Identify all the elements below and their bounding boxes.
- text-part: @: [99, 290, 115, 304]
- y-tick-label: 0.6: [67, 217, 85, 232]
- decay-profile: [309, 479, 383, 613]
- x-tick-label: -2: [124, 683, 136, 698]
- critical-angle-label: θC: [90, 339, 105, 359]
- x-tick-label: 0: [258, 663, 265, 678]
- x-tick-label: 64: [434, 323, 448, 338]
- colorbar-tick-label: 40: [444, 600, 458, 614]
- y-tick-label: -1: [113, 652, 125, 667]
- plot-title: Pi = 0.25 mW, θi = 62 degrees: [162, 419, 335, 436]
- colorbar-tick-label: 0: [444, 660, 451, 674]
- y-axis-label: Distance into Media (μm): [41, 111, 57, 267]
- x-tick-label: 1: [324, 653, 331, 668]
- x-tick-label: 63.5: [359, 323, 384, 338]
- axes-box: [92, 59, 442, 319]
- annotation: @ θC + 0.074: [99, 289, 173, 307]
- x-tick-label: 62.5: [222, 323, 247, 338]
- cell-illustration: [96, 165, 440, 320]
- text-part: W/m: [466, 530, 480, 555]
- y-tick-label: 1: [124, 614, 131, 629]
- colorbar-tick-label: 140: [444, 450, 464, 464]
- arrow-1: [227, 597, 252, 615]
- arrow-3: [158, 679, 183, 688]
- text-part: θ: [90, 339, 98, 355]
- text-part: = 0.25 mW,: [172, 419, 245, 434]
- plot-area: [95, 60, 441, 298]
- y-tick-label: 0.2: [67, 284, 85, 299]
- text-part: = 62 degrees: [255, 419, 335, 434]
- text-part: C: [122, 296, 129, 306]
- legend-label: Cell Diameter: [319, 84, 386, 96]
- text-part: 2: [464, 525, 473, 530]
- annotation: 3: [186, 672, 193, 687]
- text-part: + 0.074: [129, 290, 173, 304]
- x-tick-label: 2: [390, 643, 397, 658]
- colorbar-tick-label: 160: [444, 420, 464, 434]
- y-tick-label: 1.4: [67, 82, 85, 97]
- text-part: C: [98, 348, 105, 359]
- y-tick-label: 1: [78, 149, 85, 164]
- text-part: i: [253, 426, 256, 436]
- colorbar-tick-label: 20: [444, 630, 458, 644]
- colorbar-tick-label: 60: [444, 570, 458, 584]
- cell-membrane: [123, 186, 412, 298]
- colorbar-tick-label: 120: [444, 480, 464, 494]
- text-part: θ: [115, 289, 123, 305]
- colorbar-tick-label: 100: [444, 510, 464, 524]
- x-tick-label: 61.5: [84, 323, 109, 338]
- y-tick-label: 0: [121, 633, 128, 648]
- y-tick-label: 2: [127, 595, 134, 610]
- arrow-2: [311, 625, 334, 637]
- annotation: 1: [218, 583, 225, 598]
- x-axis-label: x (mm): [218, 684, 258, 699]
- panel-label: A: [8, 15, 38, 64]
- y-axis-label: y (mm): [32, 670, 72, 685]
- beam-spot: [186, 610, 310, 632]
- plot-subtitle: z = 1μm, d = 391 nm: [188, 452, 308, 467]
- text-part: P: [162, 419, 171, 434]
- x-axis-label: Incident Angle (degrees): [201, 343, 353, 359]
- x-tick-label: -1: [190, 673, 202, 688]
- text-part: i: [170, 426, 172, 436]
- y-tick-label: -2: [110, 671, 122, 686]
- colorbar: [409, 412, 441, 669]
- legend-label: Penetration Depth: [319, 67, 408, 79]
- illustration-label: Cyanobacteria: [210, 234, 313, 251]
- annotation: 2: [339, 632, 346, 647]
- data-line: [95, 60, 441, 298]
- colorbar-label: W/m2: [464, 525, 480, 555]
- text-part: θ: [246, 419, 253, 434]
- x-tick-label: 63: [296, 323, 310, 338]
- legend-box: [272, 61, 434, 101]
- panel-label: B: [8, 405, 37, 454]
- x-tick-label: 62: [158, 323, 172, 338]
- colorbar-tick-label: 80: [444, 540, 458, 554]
◇ ◇ ◇ ◇ ◇ ◇ ◇
Your reply should be one number: how many lines in the records contain "arrow".

Solution below: 3